- _What the task asks_: Where a line in the listing contains the string "accel", copy that line out.

- _Extracted data_:

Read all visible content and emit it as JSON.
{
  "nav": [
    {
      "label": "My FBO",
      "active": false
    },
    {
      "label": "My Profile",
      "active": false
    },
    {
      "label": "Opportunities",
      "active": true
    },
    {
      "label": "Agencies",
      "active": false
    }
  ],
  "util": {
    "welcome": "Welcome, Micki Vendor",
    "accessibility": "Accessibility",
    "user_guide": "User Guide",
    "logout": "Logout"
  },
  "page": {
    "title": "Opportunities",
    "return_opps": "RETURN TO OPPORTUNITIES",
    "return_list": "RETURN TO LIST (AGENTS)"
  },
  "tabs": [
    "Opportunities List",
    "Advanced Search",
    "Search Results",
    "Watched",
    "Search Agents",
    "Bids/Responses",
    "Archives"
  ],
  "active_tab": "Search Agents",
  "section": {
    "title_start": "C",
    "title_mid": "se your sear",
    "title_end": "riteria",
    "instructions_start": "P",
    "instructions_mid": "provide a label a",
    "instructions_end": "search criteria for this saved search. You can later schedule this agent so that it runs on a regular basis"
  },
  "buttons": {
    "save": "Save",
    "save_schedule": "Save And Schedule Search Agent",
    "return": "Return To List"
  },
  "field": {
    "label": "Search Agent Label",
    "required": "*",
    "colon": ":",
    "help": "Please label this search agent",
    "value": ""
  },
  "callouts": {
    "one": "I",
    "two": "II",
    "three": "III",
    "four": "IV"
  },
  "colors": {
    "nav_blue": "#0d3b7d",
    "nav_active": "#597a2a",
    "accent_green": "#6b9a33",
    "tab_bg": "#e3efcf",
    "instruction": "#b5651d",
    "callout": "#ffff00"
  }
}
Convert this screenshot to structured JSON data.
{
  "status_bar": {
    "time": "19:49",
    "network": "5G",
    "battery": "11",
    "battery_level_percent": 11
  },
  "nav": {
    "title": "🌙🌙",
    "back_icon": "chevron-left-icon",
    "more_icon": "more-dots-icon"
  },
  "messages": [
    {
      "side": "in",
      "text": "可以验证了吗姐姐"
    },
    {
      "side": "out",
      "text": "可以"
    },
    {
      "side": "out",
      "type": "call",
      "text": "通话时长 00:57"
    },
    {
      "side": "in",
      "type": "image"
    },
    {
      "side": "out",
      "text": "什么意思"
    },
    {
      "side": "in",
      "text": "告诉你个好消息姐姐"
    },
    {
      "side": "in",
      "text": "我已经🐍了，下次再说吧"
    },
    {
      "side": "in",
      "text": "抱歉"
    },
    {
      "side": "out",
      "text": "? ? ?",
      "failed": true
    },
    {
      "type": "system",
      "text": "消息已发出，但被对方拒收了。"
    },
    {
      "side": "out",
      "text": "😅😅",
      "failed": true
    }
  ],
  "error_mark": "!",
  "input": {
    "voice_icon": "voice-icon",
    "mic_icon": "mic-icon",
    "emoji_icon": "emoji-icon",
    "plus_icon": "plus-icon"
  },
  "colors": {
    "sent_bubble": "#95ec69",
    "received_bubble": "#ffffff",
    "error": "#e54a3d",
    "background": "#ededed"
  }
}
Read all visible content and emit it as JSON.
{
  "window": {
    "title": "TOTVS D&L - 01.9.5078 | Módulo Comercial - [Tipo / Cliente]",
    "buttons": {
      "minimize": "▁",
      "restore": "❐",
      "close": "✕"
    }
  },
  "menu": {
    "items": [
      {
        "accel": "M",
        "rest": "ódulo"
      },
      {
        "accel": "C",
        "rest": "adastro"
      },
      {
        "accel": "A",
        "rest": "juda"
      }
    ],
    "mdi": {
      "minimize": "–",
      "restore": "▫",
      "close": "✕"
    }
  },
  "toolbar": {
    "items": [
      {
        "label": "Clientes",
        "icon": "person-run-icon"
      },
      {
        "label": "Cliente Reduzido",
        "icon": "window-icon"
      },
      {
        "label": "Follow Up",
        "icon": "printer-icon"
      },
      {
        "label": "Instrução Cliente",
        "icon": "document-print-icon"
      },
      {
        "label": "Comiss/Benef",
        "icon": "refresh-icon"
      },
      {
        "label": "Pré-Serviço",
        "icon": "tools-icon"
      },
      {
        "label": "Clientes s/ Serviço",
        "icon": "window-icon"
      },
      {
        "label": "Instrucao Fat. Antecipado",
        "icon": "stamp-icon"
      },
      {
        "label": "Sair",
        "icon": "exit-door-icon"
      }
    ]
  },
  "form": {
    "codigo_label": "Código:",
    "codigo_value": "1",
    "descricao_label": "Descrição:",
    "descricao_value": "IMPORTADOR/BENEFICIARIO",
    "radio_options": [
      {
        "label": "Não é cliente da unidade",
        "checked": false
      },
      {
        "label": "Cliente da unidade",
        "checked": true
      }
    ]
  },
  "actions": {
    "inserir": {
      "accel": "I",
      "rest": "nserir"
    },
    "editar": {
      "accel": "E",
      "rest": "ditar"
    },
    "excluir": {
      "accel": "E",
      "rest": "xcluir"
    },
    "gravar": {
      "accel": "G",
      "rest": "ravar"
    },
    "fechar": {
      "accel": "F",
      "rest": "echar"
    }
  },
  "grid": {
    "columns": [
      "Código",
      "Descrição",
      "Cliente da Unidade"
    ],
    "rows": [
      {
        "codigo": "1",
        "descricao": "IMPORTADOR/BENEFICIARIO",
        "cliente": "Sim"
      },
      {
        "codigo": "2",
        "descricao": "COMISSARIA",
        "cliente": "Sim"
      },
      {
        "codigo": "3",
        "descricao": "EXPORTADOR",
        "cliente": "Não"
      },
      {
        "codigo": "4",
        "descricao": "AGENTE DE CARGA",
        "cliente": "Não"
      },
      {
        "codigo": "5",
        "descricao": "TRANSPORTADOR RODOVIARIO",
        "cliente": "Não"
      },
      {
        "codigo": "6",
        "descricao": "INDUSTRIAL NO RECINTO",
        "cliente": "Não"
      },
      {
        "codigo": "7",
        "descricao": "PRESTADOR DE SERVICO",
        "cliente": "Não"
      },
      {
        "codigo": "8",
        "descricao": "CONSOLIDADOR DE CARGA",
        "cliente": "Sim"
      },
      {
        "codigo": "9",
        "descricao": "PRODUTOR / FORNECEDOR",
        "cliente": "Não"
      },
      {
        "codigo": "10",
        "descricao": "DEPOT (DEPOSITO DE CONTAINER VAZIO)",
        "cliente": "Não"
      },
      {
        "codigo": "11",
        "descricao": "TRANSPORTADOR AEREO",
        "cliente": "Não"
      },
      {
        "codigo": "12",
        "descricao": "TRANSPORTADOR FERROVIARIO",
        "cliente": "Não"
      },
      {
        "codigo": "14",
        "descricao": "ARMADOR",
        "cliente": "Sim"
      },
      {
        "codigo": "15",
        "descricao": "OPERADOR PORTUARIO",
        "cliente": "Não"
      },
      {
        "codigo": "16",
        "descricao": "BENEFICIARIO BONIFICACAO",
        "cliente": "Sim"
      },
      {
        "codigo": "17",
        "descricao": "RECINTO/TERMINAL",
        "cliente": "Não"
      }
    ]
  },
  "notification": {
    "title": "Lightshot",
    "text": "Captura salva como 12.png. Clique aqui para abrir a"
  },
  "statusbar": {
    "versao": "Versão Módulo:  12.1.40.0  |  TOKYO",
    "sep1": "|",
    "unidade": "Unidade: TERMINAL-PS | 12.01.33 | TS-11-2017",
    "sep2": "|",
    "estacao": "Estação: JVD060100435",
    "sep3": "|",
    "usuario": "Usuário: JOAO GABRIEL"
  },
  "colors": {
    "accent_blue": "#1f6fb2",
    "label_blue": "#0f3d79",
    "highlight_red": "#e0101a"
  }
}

- _Solution to the exercise_:
        "accel": "M",
        "accel": "C",
        "accel": "A",
      "accel": "I",
      "accel": "E",
      "accel": "E",
      "accel": "G",
      "accel": "F",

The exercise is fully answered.